» **Record list**:

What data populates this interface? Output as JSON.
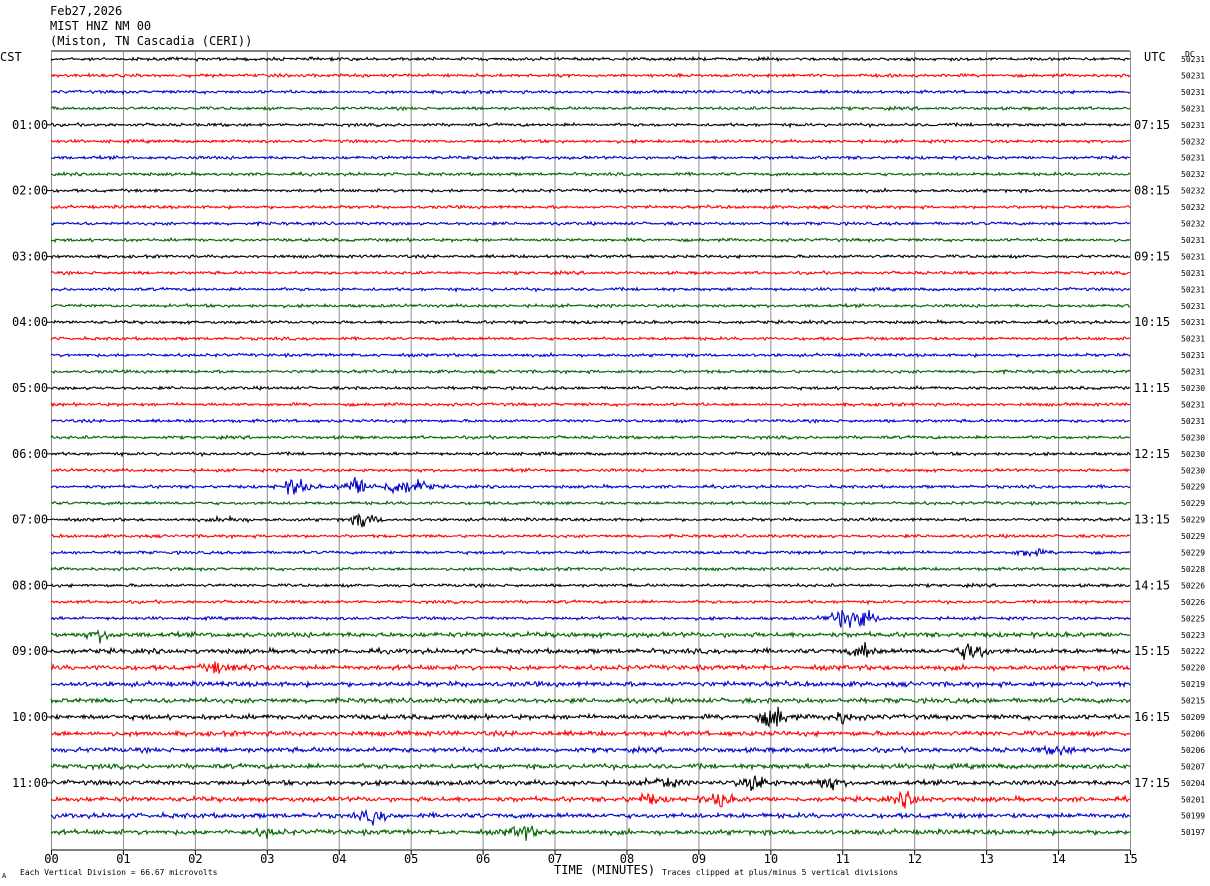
{
  "header": {
    "date": "Feb27,2026",
    "station": "MIST HNZ NM 00",
    "location": "(Miston, TN Cascadia (CERI))"
  },
  "chart_data": {
    "type": "line",
    "title": "MIST HNZ NM 00",
    "xlabel": "TIME (MINUTES)",
    "x_ticks": [
      "00",
      "01",
      "02",
      "03",
      "04",
      "05",
      "06",
      "07",
      "08",
      "09",
      "10",
      "11",
      "12",
      "13",
      "14",
      "15"
    ],
    "xlim": [
      0,
      15
    ],
    "left_axis_label": "CST",
    "right_axis_label": "UTC",
    "dc_label": "DC",
    "left_hour_labels": [
      "01:00",
      "02:00",
      "03:00",
      "04:00",
      "05:00",
      "06:00",
      "07:00",
      "08:00",
      "09:00",
      "10:00",
      "11:00"
    ],
    "right_hour_labels": [
      "07:15",
      "08:15",
      "09:15",
      "10:15",
      "11:15",
      "12:15",
      "13:15",
      "14:15",
      "15:15",
      "16:15",
      "17:15"
    ],
    "trace_colors": [
      "#000000",
      "#ff0000",
      "#0000cc",
      "#006400"
    ],
    "dc_values": [
      50231,
      50231,
      50231,
      50231,
      50231,
      50232,
      50231,
      50232,
      50232,
      50232,
      50232,
      50231,
      50231,
      50231,
      50231,
      50231,
      50231,
      50231,
      50231,
      50231,
      50230,
      50231,
      50231,
      50230,
      50230,
      50230,
      50229,
      50229,
      50229,
      50229,
      50229,
      50228,
      50226,
      50226,
      50225,
      50223,
      50222,
      50220,
      50219,
      50215,
      50209,
      50206,
      50206,
      50207,
      50204,
      50201,
      50199,
      50197
    ],
    "events": [
      {
        "trace": 26,
        "minute": 3.4,
        "amp": 6
      },
      {
        "trace": 26,
        "minute": 4.25,
        "amp": 6
      },
      {
        "trace": 26,
        "minute": 4.8,
        "amp": 5
      },
      {
        "trace": 26,
        "minute": 5.1,
        "amp": 4
      },
      {
        "trace": 28,
        "minute": 4.35,
        "amp": 5
      },
      {
        "trace": 28,
        "minute": 2.5,
        "amp": 2
      },
      {
        "trace": 30,
        "minute": 13.6,
        "amp": 3
      },
      {
        "trace": 34,
        "minute": 11.0,
        "amp": 6
      },
      {
        "trace": 34,
        "minute": 11.3,
        "amp": 5
      },
      {
        "trace": 35,
        "minute": 0.7,
        "amp": 3
      },
      {
        "trace": 36,
        "minute": 12.8,
        "amp": 7
      },
      {
        "trace": 36,
        "minute": 11.3,
        "amp": 4
      },
      {
        "trace": 37,
        "minute": 2.3,
        "amp": 3
      },
      {
        "trace": 37,
        "minute": 2.8,
        "amp": 2
      },
      {
        "trace": 40,
        "minute": 10.05,
        "amp": 8
      },
      {
        "trace": 40,
        "minute": 11.0,
        "amp": 3
      },
      {
        "trace": 42,
        "minute": 14.0,
        "amp": 3
      },
      {
        "trace": 44,
        "minute": 8.5,
        "amp": 4
      },
      {
        "trace": 44,
        "minute": 9.8,
        "amp": 5
      },
      {
        "trace": 44,
        "minute": 10.8,
        "amp": 4
      },
      {
        "trace": 45,
        "minute": 8.3,
        "amp": 3
      },
      {
        "trace": 45,
        "minute": 9.3,
        "amp": 4
      },
      {
        "trace": 45,
        "minute": 11.9,
        "amp": 4
      },
      {
        "trace": 46,
        "minute": 4.5,
        "amp": 4
      },
      {
        "trace": 47,
        "minute": 6.55,
        "amp": 5
      },
      {
        "trace": 47,
        "minute": 3.0,
        "amp": 2
      }
    ]
  },
  "footer": {
    "vertical_division": "Each Vertical Division =   66.67 microvolts",
    "clip_note": "Traces clipped at plus/minus 5 vertical divisions",
    "mark": "A"
  }
}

» **Problem details**:
Every line above should be repeated exactly; pictures stay out of the copy.

» **Answer to the task**:
What data populates this interface? Output as JSON.
{
  "header": {
    "date": "Feb27,2026",
    "station": "MIST HNZ NM 00",
    "location": "(Miston, TN Cascadia (CERI))"
  },
  "chart_data": {
    "type": "line",
    "title": "MIST HNZ NM 00",
    "xlabel": "TIME (MINUTES)",
    "x_ticks": [
      "00",
      "01",
      "02",
      "03",
      "04",
      "05",
      "06",
      "07",
      "08",
      "09",
      "10",
      "11",
      "12",
      "13",
      "14",
      "15"
    ],
    "xlim": [
      0,
      15
    ],
    "left_axis_label": "CST",
    "right_axis_label": "UTC",
    "dc_label": "DC",
    "left_hour_labels": [
      "01:00",
      "02:00",
      "03:00",
      "04:00",
      "05:00",
      "06:00",
      "07:00",
      "08:00",
      "09:00",
      "10:00",
      "11:00"
    ],
    "right_hour_labels": [
      "07:15",
      "08:15",
      "09:15",
      "10:15",
      "11:15",
      "12:15",
      "13:15",
      "14:15",
      "15:15",
      "16:15",
      "17:15"
    ],
    "trace_colors": [
      "#000000",
      "#ff0000",
      "#0000cc",
      "#006400"
    ],
    "dc_values": [
      50231,
      50231,
      50231,
      50231,
      50231,
      50232,
      50231,
      50232,
      50232,
      50232,
      50232,
      50231,
      50231,
      50231,
      50231,
      50231,
      50231,
      50231,
      50231,
      50231,
      50230,
      50231,
      50231,
      50230,
      50230,
      50230,
      50229,
      50229,
      50229,
      50229,
      50229,
      50228,
      50226,
      50226,
      50225,
      50223,
      50222,
      50220,
      50219,
      50215,
      50209,
      50206,
      50206,
      50207,
      50204,
      50201,
      50199,
      50197
    ],
    "events": [
      {
        "trace": 26,
        "minute": 3.4,
        "amp": 6
      },
      {
        "trace": 26,
        "minute": 4.25,
        "amp": 6
      },
      {
        "trace": 26,
        "minute": 4.8,
        "amp": 5
      },
      {
        "trace": 26,
        "minute": 5.1,
        "amp": 4
      },
      {
        "trace": 28,
        "minute": 4.35,
        "amp": 5
      },
      {
        "trace": 28,
        "minute": 2.5,
        "amp": 2
      },
      {
        "trace": 30,
        "minute": 13.6,
        "amp": 3
      },
      {
        "trace": 34,
        "minute": 11.0,
        "amp": 6
      },
      {
        "trace": 34,
        "minute": 11.3,
        "amp": 5
      },
      {
        "trace": 35,
        "minute": 0.7,
        "amp": 3
      },
      {
        "trace": 36,
        "minute": 12.8,
        "amp": 7
      },
      {
        "trace": 36,
        "minute": 11.3,
        "amp": 4
      },
      {
        "trace": 37,
        "minute": 2.3,
        "amp": 3
      },
      {
        "trace": 37,
        "minute": 2.8,
        "amp": 2
      },
      {
        "trace": 40,
        "minute": 10.05,
        "amp": 8
      },
      {
        "trace": 40,
        "minute": 11.0,
        "amp": 3
      },
      {
        "trace": 42,
        "minute": 14.0,
        "amp": 3
      },
      {
        "trace": 44,
        "minute": 8.5,
        "amp": 4
      },
      {
        "trace": 44,
        "minute": 9.8,
        "amp": 5
      },
      {
        "trace": 44,
        "minute": 10.8,
        "amp": 4
      },
      {
        "trace": 45,
        "minute": 8.3,
        "amp": 3
      },
      {
        "trace": 45,
        "minute": 9.3,
        "amp": 4
      },
      {
        "trace": 45,
        "minute": 11.9,
        "amp": 4
      },
      {
        "trace": 46,
        "minute": 4.5,
        "amp": 4
      },
      {
        "trace": 47,
        "minute": 6.55,
        "amp": 5
      },
      {
        "trace": 47,
        "minute": 3.0,
        "amp": 2
      }
    ]
  },
  "footer": {
    "vertical_division": "Each Vertical Division =   66.67 microvolts",
    "clip_note": "Traces clipped at plus/minus 5 vertical divisions",
    "mark": "A"
  }
}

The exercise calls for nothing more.